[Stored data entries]

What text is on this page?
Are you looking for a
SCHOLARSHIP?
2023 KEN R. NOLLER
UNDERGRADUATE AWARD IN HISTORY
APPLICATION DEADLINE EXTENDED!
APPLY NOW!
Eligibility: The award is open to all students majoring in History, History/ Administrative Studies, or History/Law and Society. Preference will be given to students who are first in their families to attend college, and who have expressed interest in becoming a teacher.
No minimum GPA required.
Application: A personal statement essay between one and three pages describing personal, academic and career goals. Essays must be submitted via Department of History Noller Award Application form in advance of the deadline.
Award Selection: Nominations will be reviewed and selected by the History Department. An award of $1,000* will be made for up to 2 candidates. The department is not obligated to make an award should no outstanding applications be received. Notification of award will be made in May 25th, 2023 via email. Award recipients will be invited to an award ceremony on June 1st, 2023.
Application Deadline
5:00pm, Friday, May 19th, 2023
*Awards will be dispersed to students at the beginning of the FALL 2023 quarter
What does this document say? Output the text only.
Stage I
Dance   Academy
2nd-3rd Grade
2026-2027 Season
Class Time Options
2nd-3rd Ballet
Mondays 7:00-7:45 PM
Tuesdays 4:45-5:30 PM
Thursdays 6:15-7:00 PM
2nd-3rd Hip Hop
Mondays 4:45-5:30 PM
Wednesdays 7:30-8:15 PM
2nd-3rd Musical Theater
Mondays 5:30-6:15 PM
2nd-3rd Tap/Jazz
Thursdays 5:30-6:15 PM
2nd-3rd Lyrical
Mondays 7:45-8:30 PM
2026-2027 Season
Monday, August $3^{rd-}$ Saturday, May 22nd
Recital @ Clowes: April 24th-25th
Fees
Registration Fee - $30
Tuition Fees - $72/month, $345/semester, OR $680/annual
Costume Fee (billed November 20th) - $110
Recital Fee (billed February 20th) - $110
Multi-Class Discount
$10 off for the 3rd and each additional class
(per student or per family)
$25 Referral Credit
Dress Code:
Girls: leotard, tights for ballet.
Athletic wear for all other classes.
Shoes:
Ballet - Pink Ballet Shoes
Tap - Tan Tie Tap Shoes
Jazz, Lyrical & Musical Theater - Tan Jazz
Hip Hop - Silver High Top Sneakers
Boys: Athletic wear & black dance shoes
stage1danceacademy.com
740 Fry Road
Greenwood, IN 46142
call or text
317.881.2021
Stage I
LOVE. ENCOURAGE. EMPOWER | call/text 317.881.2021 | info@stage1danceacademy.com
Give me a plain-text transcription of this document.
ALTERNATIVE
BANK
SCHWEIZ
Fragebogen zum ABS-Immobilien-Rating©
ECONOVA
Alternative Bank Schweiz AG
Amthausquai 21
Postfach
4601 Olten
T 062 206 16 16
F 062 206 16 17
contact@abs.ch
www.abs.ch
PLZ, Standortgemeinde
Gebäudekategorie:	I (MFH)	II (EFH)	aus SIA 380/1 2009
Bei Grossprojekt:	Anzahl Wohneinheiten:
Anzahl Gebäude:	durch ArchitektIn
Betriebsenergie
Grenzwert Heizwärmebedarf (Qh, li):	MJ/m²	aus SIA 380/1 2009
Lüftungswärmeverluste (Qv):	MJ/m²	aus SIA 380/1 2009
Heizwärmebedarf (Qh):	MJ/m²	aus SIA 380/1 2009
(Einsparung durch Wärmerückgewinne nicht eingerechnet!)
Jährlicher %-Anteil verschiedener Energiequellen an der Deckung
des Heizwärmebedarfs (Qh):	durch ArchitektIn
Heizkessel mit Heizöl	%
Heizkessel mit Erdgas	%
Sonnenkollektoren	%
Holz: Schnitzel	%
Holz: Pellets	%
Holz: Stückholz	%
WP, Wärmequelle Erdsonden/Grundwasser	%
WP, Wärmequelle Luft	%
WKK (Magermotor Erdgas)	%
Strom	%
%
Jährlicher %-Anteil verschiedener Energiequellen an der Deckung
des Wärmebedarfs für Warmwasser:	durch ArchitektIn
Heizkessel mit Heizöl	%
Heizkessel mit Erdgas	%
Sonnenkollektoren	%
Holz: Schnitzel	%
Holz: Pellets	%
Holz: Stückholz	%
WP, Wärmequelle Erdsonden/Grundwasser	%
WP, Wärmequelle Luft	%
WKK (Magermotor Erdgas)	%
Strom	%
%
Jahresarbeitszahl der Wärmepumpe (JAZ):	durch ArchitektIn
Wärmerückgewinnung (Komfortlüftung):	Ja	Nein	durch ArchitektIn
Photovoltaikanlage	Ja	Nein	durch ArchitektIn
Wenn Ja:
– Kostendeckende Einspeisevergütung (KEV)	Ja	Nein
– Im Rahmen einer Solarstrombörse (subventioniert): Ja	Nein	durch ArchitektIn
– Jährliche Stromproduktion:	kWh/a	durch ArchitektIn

### The task
Provide only the number of lines in the records containing the string "Anzahl".

### Output of the task
2